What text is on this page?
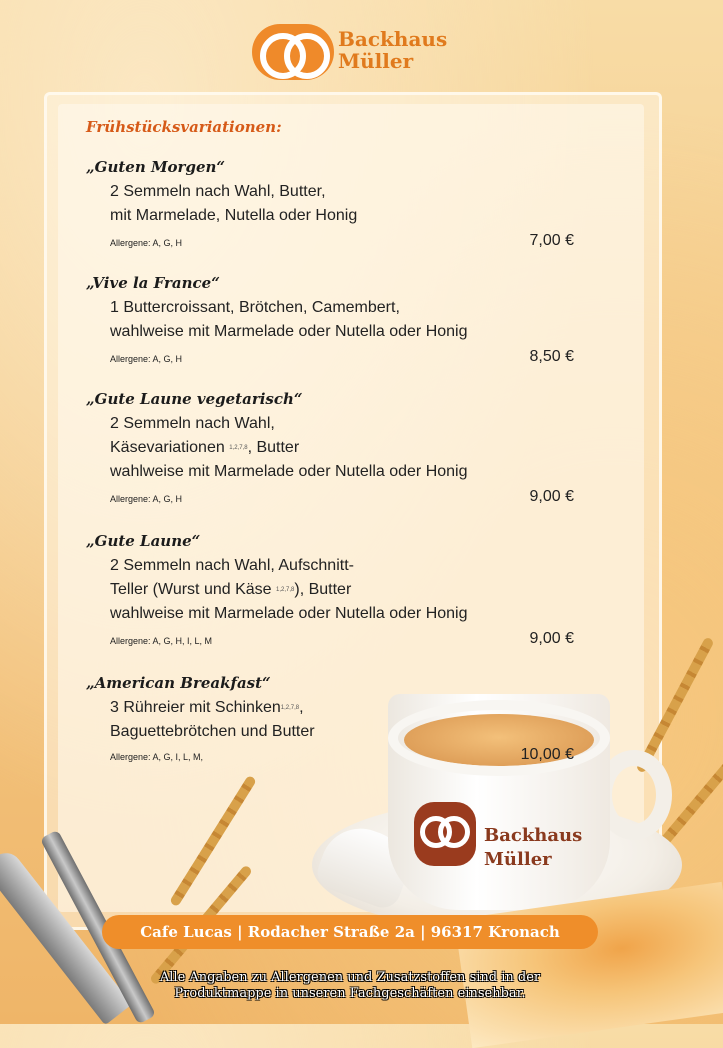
Backhaus
Müller
Backhaus
Müller
Frühstücksvariationen:
„Guten Morgen“
2 Semmeln nach Wahl, Butter,
mit Marmelade, Nutella oder Honig
Allergene: A, G, H	7,00 €
„Vive la France“
1 Buttercroissant, Brötchen, Camembert,
wahlweise mit Marmelade oder Nutella oder Honig
Allergene: A, G, H	8,50 €
„Gute Laune vegetarisch“
2 Semmeln nach Wahl,
Käsevariationen 1,2,7,8, Butter
wahlweise mit Marmelade oder Nutella oder Honig
Allergene: A, G, H	9,00 €
„Gute Laune“
2 Semmeln nach Wahl, Aufschnitt-
Teller (Wurst und Käse 1,2,7,8), Butter
wahlweise mit Marmelade oder Nutella oder Honig
Allergene: A, G, H, I, L, M	9,00 €
„American Breakfast“
3 Rühreier mit Schinken1,2,7,8,
Baguettebrötchen und Butter
Allergene: A, G, I, L, M,	10,00 €
Cafe Lucas | Rodacher Straße 2a | 96317 Kronach
Alle Angaben zu Allergenen und Zusatzstoffen sind in der
Produktmappe in unseren Fachgeschäften einsehbar.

→ **EXERCISE PROMPT**: Return all of the entries word for word, but omit the pictures.

→ **THE COMPLETED TASK**:
What text is on this page?
Backhaus
Müller
Backhaus
Müller
Frühstücksvariationen:
„Guten Morgen“
2 Semmeln nach Wahl, Butter,
mit Marmelade, Nutella oder Honig
Allergene: A, G, H	7,00 €
„Vive la France“
1 Buttercroissant, Brötchen, Camembert,
wahlweise mit Marmelade oder Nutella oder Honig
Allergene: A, G, H	8,50 €
„Gute Laune vegetarisch“
2 Semmeln nach Wahl,
Käsevariationen 1,2,7,8, Butter
wahlweise mit Marmelade oder Nutella oder Honig
Allergene: A, G, H	9,00 €
„Gute Laune“
2 Semmeln nach Wahl, Aufschnitt-
Teller (Wurst und Käse 1,2,7,8), Butter
wahlweise mit Marmelade oder Nutella oder Honig
Allergene: A, G, H, I, L, M	9,00 €
„American Breakfast“
3 Rühreier mit Schinken1,2,7,8,
Baguettebrötchen und Butter
Allergene: A, G, I, L, M,	10,00 €
Cafe Lucas | Rodacher Straße 2a | 96317 Kronach
Alle Angaben zu Allergenen und Zusatzstoffen sind in der
Produktmappe in unseren Fachgeschäften einsehbar.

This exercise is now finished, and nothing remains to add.